## Task to complete
Quote, without change, all of the lines that follow.

─── Supplied entries ───

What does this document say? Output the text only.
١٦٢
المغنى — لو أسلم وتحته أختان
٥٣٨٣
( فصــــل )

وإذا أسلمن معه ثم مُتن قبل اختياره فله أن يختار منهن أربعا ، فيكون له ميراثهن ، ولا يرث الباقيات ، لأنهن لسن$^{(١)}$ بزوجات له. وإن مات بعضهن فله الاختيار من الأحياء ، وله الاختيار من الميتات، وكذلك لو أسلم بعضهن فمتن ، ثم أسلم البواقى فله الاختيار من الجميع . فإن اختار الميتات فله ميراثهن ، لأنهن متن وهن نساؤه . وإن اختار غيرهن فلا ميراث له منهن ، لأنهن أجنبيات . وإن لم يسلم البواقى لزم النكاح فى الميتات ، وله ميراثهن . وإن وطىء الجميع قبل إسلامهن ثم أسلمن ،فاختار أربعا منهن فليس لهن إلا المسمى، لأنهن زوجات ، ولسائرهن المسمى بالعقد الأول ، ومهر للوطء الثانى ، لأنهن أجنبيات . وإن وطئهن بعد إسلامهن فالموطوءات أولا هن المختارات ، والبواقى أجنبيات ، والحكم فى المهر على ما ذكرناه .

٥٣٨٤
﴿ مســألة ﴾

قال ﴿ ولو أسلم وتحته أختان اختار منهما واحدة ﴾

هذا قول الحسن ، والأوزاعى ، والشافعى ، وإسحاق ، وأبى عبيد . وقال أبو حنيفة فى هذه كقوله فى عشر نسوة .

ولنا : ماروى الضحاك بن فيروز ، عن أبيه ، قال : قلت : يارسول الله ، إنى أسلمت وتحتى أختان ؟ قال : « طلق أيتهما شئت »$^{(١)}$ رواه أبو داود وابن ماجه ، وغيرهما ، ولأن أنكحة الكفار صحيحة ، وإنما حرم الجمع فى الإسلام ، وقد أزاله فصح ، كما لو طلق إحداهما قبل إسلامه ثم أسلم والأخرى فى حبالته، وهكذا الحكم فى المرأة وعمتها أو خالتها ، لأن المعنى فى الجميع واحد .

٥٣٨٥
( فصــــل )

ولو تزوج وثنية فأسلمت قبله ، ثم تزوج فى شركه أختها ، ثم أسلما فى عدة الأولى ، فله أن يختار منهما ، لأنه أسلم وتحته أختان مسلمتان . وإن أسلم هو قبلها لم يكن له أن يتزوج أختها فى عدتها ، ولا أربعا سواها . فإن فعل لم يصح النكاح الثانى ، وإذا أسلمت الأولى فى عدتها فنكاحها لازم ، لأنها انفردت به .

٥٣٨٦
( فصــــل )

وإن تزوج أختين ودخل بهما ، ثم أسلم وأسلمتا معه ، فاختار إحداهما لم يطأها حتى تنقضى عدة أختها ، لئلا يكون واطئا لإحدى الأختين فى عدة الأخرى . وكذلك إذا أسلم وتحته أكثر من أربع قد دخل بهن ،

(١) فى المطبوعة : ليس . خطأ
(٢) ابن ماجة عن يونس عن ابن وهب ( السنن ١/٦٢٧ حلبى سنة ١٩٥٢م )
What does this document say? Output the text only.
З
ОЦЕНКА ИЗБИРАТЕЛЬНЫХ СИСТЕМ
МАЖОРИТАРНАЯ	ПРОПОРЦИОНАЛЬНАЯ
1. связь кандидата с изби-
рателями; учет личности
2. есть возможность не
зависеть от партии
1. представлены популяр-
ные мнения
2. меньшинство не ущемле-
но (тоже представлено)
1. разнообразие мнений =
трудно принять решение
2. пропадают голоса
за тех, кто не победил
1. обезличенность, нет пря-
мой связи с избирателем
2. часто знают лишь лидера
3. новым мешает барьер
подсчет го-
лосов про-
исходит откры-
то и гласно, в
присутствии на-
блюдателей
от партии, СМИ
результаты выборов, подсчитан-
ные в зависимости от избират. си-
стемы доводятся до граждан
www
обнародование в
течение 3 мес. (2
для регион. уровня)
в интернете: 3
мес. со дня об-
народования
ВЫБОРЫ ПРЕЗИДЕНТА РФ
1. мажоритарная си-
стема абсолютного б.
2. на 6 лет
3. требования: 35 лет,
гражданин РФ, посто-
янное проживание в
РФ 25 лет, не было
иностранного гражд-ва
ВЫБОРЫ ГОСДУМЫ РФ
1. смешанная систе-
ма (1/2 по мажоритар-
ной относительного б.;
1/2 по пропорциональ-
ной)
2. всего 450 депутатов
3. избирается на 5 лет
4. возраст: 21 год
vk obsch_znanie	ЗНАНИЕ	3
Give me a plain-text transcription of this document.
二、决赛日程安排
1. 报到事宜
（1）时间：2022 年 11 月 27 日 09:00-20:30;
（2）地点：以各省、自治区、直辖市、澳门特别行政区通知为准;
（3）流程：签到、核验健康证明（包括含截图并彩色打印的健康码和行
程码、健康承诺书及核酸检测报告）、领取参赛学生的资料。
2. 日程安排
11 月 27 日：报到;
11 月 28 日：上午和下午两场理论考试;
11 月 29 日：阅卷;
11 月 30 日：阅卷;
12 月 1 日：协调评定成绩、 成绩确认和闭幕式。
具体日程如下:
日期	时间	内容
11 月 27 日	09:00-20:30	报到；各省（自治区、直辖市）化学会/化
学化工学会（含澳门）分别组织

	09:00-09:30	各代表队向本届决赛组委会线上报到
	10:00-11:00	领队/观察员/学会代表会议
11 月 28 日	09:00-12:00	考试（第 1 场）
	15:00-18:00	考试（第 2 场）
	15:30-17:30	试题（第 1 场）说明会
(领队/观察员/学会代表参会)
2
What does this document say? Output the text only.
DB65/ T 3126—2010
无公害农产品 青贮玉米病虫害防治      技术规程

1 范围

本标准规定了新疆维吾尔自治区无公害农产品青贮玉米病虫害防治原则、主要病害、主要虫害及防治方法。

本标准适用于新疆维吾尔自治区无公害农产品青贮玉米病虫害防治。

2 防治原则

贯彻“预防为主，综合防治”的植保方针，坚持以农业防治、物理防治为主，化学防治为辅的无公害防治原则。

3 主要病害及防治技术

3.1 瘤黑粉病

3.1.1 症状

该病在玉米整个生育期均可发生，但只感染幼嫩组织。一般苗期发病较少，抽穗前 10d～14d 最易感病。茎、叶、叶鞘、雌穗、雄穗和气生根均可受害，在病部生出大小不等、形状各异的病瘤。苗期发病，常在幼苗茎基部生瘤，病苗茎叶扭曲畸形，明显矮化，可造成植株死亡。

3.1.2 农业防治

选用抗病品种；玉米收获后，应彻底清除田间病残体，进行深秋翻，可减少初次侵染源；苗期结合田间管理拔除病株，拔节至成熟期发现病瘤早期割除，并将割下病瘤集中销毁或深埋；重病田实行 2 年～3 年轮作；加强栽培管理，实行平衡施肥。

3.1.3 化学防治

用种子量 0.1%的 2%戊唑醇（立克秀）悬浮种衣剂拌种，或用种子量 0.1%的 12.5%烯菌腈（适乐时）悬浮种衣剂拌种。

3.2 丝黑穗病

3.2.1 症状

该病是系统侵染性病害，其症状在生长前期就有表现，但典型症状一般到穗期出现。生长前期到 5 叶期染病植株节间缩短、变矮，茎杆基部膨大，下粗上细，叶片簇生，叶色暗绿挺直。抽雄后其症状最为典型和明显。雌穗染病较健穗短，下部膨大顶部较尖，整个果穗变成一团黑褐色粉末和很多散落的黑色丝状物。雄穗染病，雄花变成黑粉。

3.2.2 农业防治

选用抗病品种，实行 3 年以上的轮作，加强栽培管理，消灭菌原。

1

───

## Exercise answer
What does this document say? Output the text only.
١٦٢
المغنى — لو أسلم وتحته أختان
٥٣٨٣
( فصــــل )

وإذا أسلمن معه ثم مُتن قبل اختياره فله أن يختار منهن أربعا ، فيكون له ميراثهن ، ولا يرث الباقيات ، لأنهن لسن$^{(١)}$ بزوجات له. وإن مات بعضهن فله الاختيار من الأحياء ، وله الاختيار من الميتات، وكذلك لو أسلم بعضهن فمتن ، ثم أسلم البواقى فله الاختيار من الجميع . فإن اختار الميتات فله ميراثهن ، لأنهن متن وهن نساؤه . وإن اختار غيرهن فلا ميراث له منهن ، لأنهن أجنبيات . وإن لم يسلم البواقى لزم النكاح فى الميتات ، وله ميراثهن . وإن وطىء الجميع قبل إسلامهن ثم أسلمن ،فاختار أربعا منهن فليس لهن إلا المسمى، لأنهن زوجات ، ولسائرهن المسمى بالعقد الأول ، ومهر للوطء الثانى ، لأنهن أجنبيات . وإن وطئهن بعد إسلامهن فالموطوءات أولا هن المختارات ، والبواقى أجنبيات ، والحكم فى المهر على ما ذكرناه .

٥٣٨٤
﴿ مســألة ﴾

قال ﴿ ولو أسلم وتحته أختان اختار منهما واحدة ﴾

هذا قول الحسن ، والأوزاعى ، والشافعى ، وإسحاق ، وأبى عبيد . وقال أبو حنيفة فى هذه كقوله فى عشر نسوة .

ولنا : ماروى الضحاك بن فيروز ، عن أبيه ، قال : قلت : يارسول الله ، إنى أسلمت وتحتى أختان ؟ قال : « طلق أيتهما شئت »$^{(١)}$ رواه أبو داود وابن ماجه ، وغيرهما ، ولأن أنكحة الكفار صحيحة ، وإنما حرم الجمع فى الإسلام ، وقد أزاله فصح ، كما لو طلق إحداهما قبل إسلامه ثم أسلم والأخرى فى حبالته، وهكذا الحكم فى المرأة وعمتها أو خالتها ، لأن المعنى فى الجميع واحد .

٥٣٨٥
( فصــــل )

ولو تزوج وثنية فأسلمت قبله ، ثم تزوج فى شركه أختها ، ثم أسلما فى عدة الأولى ، فله أن يختار منهما ، لأنه أسلم وتحته أختان مسلمتان . وإن أسلم هو قبلها لم يكن له أن يتزوج أختها فى عدتها ، ولا أربعا سواها . فإن فعل لم يصح النكاح الثانى ، وإذا أسلمت الأولى فى عدتها فنكاحها لازم ، لأنها انفردت به .

٥٣٨٦
( فصــــل )

وإن تزوج أختين ودخل بهما ، ثم أسلم وأسلمتا معه ، فاختار إحداهما لم يطأها حتى تنقضى عدة أختها ، لئلا يكون واطئا لإحدى الأختين فى عدة الأخرى . وكذلك إذا أسلم وتحته أكثر من أربع قد دخل بهن ،

(١) فى المطبوعة : ليس . خطأ
(٢) ابن ماجة عن يونس عن ابن وهب ( السنن ١/٦٢٧ حلبى سنة ١٩٥٢م )
What does this document say? Output the text only.
З
ОЦЕНКА ИЗБИРАТЕЛЬНЫХ СИСТЕМ
МАЖОРИТАРНАЯ	ПРОПОРЦИОНАЛЬНАЯ
1. связь кандидата с изби-
рателями; учет личности
2. есть возможность не
зависеть от партии
1. представлены популяр-
ные мнения
2. меньшинство не ущемле-
но (тоже представлено)
1. разнообразие мнений =
трудно принять решение
2. пропадают голоса
за тех, кто не победил
1. обезличенность, нет пря-
мой связи с избирателем
2. часто знают лишь лидера
3. новым мешает барьер
подсчет го-
лосов про-
исходит откры-
то и гласно, в
присутствии на-
блюдателей
от партии, СМИ
результаты выборов, подсчитан-
ные в зависимости от избират. си-
стемы доводятся до граждан
www
обнародование в
течение 3 мес. (2
для регион. уровня)
в интернете: 3
мес. со дня об-
народования
ВЫБОРЫ ПРЕЗИДЕНТА РФ
1. мажоритарная си-
стема абсолютного б.
2. на 6 лет
3. требования: 35 лет,
гражданин РФ, посто-
янное проживание в
РФ 25 лет, не было
иностранного гражд-ва
ВЫБОРЫ ГОСДУМЫ РФ
1. смешанная систе-
ма (1/2 по мажоритар-
ной относительного б.;
1/2 по пропорциональ-
ной)
2. всего 450 депутатов
3. избирается на 5 лет
4. возраст: 21 год
vk obsch_znanie	ЗНАНИЕ	3
Give me a plain-text transcription of this document.
二、决赛日程安排
1. 报到事宜
（1）时间：2022 年 11 月 27 日 09:00-20:30;
（2）地点：以各省、自治区、直辖市、澳门特别行政区通知为准;
（3）流程：签到、核验健康证明（包括含截图并彩色打印的健康码和行
程码、健康承诺书及核酸检测报告）、领取参赛学生的资料。
2. 日程安排
11 月 27 日：报到;
11 月 28 日：上午和下午两场理论考试;
11 月 29 日：阅卷;
11 月 30 日：阅卷;
12 月 1 日：协调评定成绩、 成绩确认和闭幕式。
具体日程如下:
日期	时间	内容
11 月 27 日	09:00-20:30	报到；各省（自治区、直辖市）化学会/化
学化工学会（含澳门）分别组织

	09:00-09:30	各代表队向本届决赛组委会线上报到
	10:00-11:00	领队/观察员/学会代表会议
11 月 28 日	09:00-12:00	考试（第 1 场）
	15:00-18:00	考试（第 2 场）
	15:30-17:30	试题（第 1 场）说明会
(领队/观察员/学会代表参会)
2
What does this document say? Output the text only.
DB65/ T 3126—2010
无公害农产品 青贮玉米病虫害防治      技术规程

1 范围

本标准规定了新疆维吾尔自治区无公害农产品青贮玉米病虫害防治原则、主要病害、主要虫害及防治方法。

本标准适用于新疆维吾尔自治区无公害农产品青贮玉米病虫害防治。

2 防治原则

贯彻“预防为主，综合防治”的植保方针，坚持以农业防治、物理防治为主，化学防治为辅的无公害防治原则。

3 主要病害及防治技术

3.1 瘤黑粉病

3.1.1 症状

该病在玉米整个生育期均可发生，但只感染幼嫩组织。一般苗期发病较少，抽穗前 10d～14d 最易感病。茎、叶、叶鞘、雌穗、雄穗和气生根均可受害，在病部生出大小不等、形状各异的病瘤。苗期发病，常在幼苗茎基部生瘤，病苗茎叶扭曲畸形，明显矮化，可造成植株死亡。

3.1.2 农业防治

选用抗病品种；玉米收获后，应彻底清除田间病残体，进行深秋翻，可减少初次侵染源；苗期结合田间管理拔除病株，拔节至成熟期发现病瘤早期割除，并将割下病瘤集中销毁或深埋；重病田实行 2 年～3 年轮作；加强栽培管理，实行平衡施肥。

3.1.3 化学防治

用种子量 0.1%的 2%戊唑醇（立克秀）悬浮种衣剂拌种，或用种子量 0.1%的 12.5%烯菌腈（适乐时）悬浮种衣剂拌种。

3.2 丝黑穗病

3.2.1 症状

该病是系统侵染性病害，其症状在生长前期就有表现，但典型症状一般到穗期出现。生长前期到 5 叶期染病植株节间缩短、变矮，茎杆基部膨大，下粗上细，叶片簇生，叶色暗绿挺直。抽雄后其症状最为典型和明显。雌穗染病较健穗短，下部膨大顶部较尖，整个果穗变成一团黑褐色粉末和很多散落的黑色丝状物。雄穗染病，雄花变成黑粉。

3.2.2 农业防治

选用抗病品种，实行 3 年以上的轮作，加强栽培管理，消灭菌原。

1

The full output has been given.